▶ _What the task asks_
Tally the lines below that contain "Address". The number is the whole answer.

::::::::::

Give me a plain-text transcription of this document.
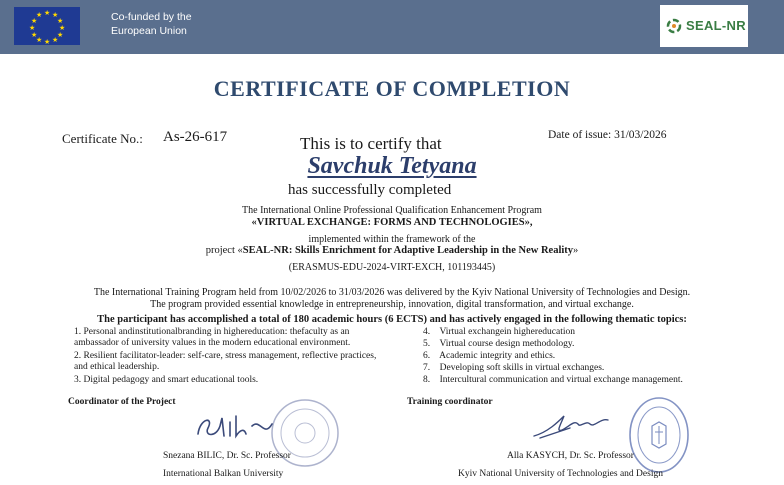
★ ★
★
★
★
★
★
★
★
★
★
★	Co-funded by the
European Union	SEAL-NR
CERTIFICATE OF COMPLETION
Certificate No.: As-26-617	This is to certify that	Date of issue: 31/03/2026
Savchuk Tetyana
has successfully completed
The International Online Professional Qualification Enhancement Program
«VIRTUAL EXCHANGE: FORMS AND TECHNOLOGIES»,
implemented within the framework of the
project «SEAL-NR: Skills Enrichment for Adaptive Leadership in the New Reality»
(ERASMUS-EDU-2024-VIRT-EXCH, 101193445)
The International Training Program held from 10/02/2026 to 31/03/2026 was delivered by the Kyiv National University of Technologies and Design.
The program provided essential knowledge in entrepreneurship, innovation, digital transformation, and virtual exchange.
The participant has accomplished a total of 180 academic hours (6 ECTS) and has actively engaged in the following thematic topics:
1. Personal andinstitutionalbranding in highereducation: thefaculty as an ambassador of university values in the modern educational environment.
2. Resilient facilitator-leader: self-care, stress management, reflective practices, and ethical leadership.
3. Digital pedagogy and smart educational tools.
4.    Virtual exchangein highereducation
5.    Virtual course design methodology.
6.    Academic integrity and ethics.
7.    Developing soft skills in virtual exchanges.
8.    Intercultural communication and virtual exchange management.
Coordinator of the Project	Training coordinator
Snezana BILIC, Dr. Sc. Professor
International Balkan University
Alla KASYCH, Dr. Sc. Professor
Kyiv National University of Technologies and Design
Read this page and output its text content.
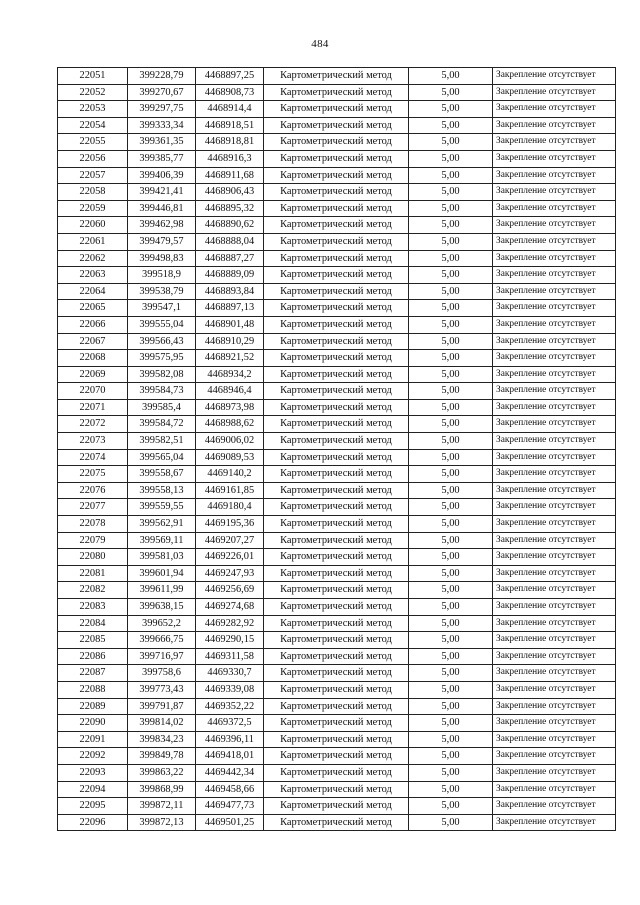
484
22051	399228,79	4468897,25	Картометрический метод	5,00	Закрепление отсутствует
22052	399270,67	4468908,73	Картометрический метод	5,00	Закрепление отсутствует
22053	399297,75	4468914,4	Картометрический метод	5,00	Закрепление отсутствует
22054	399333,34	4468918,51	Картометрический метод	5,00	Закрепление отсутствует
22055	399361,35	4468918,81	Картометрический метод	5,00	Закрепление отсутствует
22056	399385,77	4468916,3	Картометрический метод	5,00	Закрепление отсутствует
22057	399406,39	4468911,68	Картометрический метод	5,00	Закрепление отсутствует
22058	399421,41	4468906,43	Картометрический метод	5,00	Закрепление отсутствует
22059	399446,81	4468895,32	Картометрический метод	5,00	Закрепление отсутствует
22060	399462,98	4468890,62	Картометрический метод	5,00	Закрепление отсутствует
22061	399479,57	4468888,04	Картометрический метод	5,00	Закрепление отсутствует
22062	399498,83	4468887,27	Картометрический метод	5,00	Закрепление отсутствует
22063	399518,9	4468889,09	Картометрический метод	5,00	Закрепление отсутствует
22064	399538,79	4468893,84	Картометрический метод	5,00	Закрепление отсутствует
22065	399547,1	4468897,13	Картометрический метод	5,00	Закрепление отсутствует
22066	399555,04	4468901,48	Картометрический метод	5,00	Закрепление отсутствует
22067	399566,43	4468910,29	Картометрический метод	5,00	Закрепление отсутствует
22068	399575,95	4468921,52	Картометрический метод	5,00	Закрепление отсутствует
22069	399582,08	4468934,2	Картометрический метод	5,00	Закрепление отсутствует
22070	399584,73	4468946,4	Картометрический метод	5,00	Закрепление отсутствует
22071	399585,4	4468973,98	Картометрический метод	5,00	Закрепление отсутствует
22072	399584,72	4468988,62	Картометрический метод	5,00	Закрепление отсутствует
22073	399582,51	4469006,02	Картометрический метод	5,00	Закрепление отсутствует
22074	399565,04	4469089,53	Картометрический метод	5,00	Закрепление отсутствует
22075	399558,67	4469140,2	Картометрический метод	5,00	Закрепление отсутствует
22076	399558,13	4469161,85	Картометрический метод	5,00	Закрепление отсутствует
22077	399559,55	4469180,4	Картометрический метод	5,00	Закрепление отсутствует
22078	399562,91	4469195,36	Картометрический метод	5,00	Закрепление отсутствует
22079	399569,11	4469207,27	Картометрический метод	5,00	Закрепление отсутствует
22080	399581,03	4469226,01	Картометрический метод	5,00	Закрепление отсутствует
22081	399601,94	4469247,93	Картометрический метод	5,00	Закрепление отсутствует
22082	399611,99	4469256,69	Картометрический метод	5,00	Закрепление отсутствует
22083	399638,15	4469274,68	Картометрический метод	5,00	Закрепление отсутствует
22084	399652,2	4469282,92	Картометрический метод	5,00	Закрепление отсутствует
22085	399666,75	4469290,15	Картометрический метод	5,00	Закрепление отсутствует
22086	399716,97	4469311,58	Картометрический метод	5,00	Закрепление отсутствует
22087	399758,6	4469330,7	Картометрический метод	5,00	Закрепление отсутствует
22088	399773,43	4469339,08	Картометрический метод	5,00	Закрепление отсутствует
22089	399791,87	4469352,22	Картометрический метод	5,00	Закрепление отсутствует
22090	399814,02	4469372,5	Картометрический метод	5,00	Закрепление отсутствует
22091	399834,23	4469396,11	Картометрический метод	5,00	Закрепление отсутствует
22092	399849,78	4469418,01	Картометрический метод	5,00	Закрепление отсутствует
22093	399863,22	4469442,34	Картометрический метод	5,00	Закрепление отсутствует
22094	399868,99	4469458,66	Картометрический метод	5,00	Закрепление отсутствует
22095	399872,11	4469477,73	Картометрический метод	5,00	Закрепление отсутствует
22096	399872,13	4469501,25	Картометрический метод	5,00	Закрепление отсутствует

::::::::::

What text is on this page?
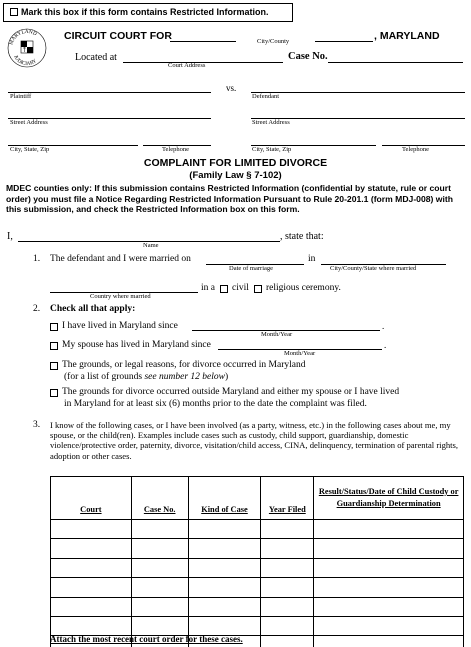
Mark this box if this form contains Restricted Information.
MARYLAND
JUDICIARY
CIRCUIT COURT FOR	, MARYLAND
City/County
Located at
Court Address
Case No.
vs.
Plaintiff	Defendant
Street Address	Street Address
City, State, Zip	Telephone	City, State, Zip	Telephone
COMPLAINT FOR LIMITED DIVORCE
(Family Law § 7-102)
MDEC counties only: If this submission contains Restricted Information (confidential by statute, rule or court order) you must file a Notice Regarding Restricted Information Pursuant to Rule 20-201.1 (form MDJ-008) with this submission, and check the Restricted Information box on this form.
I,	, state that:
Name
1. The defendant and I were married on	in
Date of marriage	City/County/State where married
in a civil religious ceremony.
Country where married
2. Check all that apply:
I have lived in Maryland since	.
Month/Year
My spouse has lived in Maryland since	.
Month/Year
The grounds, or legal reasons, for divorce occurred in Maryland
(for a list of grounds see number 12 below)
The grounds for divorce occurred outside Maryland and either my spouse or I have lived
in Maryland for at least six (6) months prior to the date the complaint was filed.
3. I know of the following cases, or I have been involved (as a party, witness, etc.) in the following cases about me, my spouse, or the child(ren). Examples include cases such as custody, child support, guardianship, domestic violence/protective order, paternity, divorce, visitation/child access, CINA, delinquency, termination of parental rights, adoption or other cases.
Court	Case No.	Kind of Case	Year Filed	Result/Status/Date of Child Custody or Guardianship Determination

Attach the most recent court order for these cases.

::::::::::

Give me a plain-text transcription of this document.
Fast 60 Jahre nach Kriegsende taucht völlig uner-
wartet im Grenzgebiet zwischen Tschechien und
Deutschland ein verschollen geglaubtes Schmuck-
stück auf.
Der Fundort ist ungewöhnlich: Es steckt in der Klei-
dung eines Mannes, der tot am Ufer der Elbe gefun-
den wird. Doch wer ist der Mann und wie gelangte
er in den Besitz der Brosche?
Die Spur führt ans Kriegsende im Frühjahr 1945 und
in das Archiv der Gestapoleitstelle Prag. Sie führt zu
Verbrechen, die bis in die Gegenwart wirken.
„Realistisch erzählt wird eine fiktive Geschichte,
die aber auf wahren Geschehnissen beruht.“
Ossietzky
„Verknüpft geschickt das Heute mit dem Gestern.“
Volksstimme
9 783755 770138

::::::::::

▶ _Expected answer_
2